BRANO SELEZIONATO:
☆ ☆ ☆ ☆ ☆

Che poi, sia detto, non sono così pretenzioso. Ciò che chiedo è un taglio classico, di una semplicità elementare, senza arzigogoli e licenze artistiche. E proprio in quanto classico sono costretto a specificarne i minimi dettagli fino a rendermi didascalico. Se invece volessi conciarmi la testa come un deficiente mi basterebbe dire “prego faccia lei, il solito”.
Quindi non mi si biasimi se mi sono messo in attesa fuori dal locale fumando una sigaretta dietro l’altra. Per nessuna ragione avrei permesso a qualcun altro che non fosse lui di toccarmi un capello.
Percorro la strada avanti e indietro come il corridoio di una sala operatoria. Qualcuno mi guarda con sospetto. Trascorro così almeno mezz’ora. Poi quando tutti sono usciti faccio la mia entrata trionfale. Noto che il mio barbiere si sta ingellando davanti allo specchio. La cosa dovrebbe già insospettirmi, ma mi convinco che si stia solo facendo bello per me.

☆ ☆ ☆ ☆ ☆

DATI FORNITI:

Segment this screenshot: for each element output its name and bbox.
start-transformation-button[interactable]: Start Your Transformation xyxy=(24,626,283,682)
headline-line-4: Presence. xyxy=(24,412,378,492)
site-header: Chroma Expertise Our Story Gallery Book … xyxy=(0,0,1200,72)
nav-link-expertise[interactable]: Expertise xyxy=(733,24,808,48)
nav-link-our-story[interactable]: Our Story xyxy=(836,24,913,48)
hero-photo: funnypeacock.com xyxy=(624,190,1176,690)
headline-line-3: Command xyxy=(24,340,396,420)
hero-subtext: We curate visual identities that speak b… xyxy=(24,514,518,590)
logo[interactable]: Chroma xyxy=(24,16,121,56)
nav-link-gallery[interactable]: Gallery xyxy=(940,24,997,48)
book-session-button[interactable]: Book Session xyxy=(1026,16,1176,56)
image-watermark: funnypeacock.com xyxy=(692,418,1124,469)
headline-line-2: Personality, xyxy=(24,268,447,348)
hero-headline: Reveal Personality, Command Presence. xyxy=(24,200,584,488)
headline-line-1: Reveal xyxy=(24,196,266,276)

☆ ☆ ☆ ☆ ☆

ESERCIZI DA SVOLGERE:
• 1. Nel brano sul barbiere, sostituisci "locale" con "negozio" e riporta il testo a partire da "Quindi non mi" e fino a "toccarmi un capello.".
• 2. Prosegui il racconto sulla visita dal barbiere dopo la sua ultima frase.
I record non hanno alcun ruolo in questo lavoro.

SOLUZIONI:
• 1.
Quindi non mi si biasimi se mi sono messo in attesa fuori dal negozio fumando una sigaretta dietro l’altra. Per nessuna ragione avrei permesso a qualcun altro che non fosse lui di toccarmi un capello.

• 2.
Mi consegna nelle mani del suo operatore ecologico per il lavaggio. Sono sicuro che sia efficientissimo nell’insaponare i capelli. Questo è quello che dovrebbe fare un garzone di bottega. E poi chissà, un giorno magari diventare un abile acconciatore. Purché non faccia pratica sulla mia testa. Mentre sono seduto a farmi massaggiare la cute, il mio barbiere mi domanda con insolito entusiasmo se stessi bene. Certamente, ho forse motivo di stare male? Anche questa domanda mi insospettisce: quando un barbiere inizia a sincerarsi sul tuo umore vuol dire che sta tramando qualcosa di losco. Mi chiede come voglio il taglio mentre sto svolgendo ancora le mie abluzioni. Glielo spiego. Poi al suo segnale mi alzo e mi faccio strada verso la sedia, percorrendo il tragitto con lo spirito di un uomo che vada al patibolo.
Eccomi qua,“tel qu'un ange aux mains d'un barbier”. Mi sono appena messo comodo quando quella carogna, quel Giuda, di colpo saluta e se ne va al diavolo lasciandomi tra le chele del suo commesso. Ma prima di andarsene il farabutto ha la gentile accortezza di dargli alcune sinottiche istruzioni su come eseguire il taglio, in lingua sanscrita. Bene, anni di formazione professionale sintetizzate in un paio di frettolosi ammonimenti.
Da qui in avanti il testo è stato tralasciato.